DESCRIPTION OF THE TASK:
Every line with the word "page" in it should be extracted from the data that follows.

START ITEMS

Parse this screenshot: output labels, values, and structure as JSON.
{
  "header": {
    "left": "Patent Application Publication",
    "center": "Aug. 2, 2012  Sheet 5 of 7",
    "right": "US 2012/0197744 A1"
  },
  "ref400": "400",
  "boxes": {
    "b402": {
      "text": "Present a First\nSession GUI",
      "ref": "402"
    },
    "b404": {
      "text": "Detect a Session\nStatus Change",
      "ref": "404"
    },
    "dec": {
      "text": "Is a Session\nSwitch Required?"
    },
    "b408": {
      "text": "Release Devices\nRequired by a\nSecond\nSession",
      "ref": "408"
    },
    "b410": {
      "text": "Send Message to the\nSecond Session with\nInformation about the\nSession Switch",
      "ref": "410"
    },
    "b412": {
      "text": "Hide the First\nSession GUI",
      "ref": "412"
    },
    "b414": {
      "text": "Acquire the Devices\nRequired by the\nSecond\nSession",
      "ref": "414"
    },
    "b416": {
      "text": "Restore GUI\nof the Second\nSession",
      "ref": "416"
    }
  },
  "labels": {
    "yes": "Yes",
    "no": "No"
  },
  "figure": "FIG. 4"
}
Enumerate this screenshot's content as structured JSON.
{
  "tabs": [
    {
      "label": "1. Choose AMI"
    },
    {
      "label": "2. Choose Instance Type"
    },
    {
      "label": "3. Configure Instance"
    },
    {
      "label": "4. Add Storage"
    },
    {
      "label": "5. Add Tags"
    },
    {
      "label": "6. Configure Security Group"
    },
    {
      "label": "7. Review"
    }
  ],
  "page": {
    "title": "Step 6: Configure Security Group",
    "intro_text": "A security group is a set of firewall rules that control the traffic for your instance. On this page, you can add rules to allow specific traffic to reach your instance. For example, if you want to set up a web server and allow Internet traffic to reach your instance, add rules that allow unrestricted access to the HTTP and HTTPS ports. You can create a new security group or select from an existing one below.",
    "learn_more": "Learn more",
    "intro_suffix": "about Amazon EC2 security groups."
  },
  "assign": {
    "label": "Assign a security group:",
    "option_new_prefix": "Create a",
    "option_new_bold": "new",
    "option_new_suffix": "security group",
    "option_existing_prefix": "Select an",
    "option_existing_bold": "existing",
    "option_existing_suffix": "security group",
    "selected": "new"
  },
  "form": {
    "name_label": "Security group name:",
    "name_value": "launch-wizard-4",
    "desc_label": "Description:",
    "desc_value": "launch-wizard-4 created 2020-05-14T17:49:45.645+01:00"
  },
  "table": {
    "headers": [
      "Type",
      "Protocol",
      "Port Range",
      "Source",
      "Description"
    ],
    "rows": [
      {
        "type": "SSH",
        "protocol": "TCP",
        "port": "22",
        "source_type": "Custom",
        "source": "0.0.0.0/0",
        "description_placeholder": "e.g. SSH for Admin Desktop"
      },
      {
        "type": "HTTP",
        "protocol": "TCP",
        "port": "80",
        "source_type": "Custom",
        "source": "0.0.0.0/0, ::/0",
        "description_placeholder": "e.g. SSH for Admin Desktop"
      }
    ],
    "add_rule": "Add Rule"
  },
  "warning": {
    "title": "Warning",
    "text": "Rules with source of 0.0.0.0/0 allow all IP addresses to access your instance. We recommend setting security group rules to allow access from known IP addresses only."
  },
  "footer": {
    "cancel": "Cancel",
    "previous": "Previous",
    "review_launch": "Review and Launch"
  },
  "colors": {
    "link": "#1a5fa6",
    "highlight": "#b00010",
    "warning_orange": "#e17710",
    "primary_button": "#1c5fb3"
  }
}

END ITEMS

RESULT:
  "page": {
    "intro_text": "A security group is a set of firewall rules that control the traffic for your instance. On this page, you can add rules to allow specific traffic to reach your instance. For example, if you want to set up a web server and allow Internet traffic to reach your instance, add rules that allow unrestricted access to the HTTP and HTTPS ports. You can create a new security group or select from an existing one below.",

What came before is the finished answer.